* [Goal] Repeat each entry as written and leave the images out of the copy.

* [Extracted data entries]
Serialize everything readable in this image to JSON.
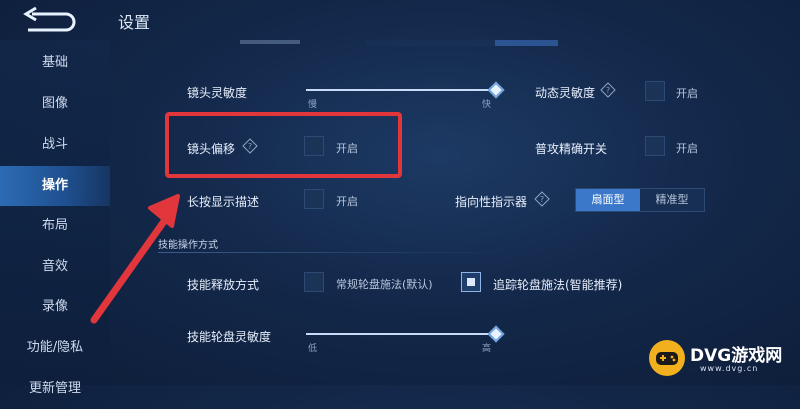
{
  "header": {
    "title": "设置"
  },
  "sidebar": {
    "items": [
      {
        "label": "基础"
      },
      {
        "label": "图像"
      },
      {
        "label": "战斗"
      },
      {
        "label": "操作",
        "active": true
      },
      {
        "label": "布局"
      },
      {
        "label": "音效"
      },
      {
        "label": "录像"
      },
      {
        "label": "功能/隐私"
      },
      {
        "label": "更新管理"
      }
    ]
  },
  "settings": {
    "camera_sensitivity": {
      "label": "镜头灵敏度",
      "min_label": "慢",
      "max_label": "快",
      "value": 1.0
    },
    "dynamic_sensitivity": {
      "label": "动态灵敏度",
      "checkbox_label": "开启",
      "checked": false
    },
    "camera_offset": {
      "label": "镜头偏移",
      "checkbox_label": "开启",
      "checked": false
    },
    "normal_attack_precise": {
      "label": "普攻精确开关",
      "checkbox_label": "开启",
      "checked": false
    },
    "long_press_desc": {
      "label": "长按显示描述",
      "checkbox_label": "开启",
      "checked": false
    },
    "direction_indicator": {
      "label": "指向性指示器",
      "options": [
        "扇面型",
        "精准型"
      ],
      "selected": "扇面型"
    },
    "skill_section": {
      "heading": "技能操作方式"
    },
    "skill_release": {
      "label": "技能释放方式",
      "option1": {
        "label": "常规轮盘施法(默认)",
        "checked": false
      },
      "option2": {
        "label": "追踪轮盘施法(智能推荐)",
        "checked": true
      }
    },
    "skill_wheel_sensitivity": {
      "label": "技能轮盘灵敏度",
      "min_label": "低",
      "max_label": "高",
      "value": 1.0
    }
  },
  "watermark": {
    "text": "DVG游戏网",
    "sub": "www.dvg.cn"
  },
  "colors": {
    "accent": "#3c78c9",
    "annotation_red": "#e0363c",
    "background": "#13284a"
  }
}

* [Response]
Serialize everything readable in this image to JSON.
{
  "header": {
    "title": "设置"
  },
  "sidebar": {
    "items": [
      {
        "label": "基础"
      },
      {
        "label": "图像"
      },
      {
        "label": "战斗"
      },
      {
        "label": "操作",
        "active": true
      },
      {
        "label": "布局"
      },
      {
        "label": "音效"
      },
      {
        "label": "录像"
      },
      {
        "label": "功能/隐私"
      },
      {
        "label": "更新管理"
      }
    ]
  },
  "settings": {
    "camera_sensitivity": {
      "label": "镜头灵敏度",
      "min_label": "慢",
      "max_label": "快",
      "value": 1.0
    },
    "dynamic_sensitivity": {
      "label": "动态灵敏度",
      "checkbox_label": "开启",
      "checked": false
    },
    "camera_offset": {
      "label": "镜头偏移",
      "checkbox_label": "开启",
      "checked": false
    },
    "normal_attack_precise": {
      "label": "普攻精确开关",
      "checkbox_label": "开启",
      "checked": false
    },
    "long_press_desc": {
      "label": "长按显示描述",
      "checkbox_label": "开启",
      "checked": false
    },
    "direction_indicator": {
      "label": "指向性指示器",
      "options": [
        "扇面型",
        "精准型"
      ],
      "selected": "扇面型"
    },
    "skill_section": {
      "heading": "技能操作方式"
    },
    "skill_release": {
      "label": "技能释放方式",
      "option1": {
        "label": "常规轮盘施法(默认)",
        "checked": false
      },
      "option2": {
        "label": "追踪轮盘施法(智能推荐)",
        "checked": true
      }
    },
    "skill_wheel_sensitivity": {
      "label": "技能轮盘灵敏度",
      "min_label": "低",
      "max_label": "高",
      "value": 1.0
    }
  },
  "watermark": {
    "text": "DVG游戏网",
    "sub": "www.dvg.cn"
  },
  "colors": {
    "accent": "#3c78c9",
    "annotation_red": "#e0363c",
    "background": "#13284a"
  }
}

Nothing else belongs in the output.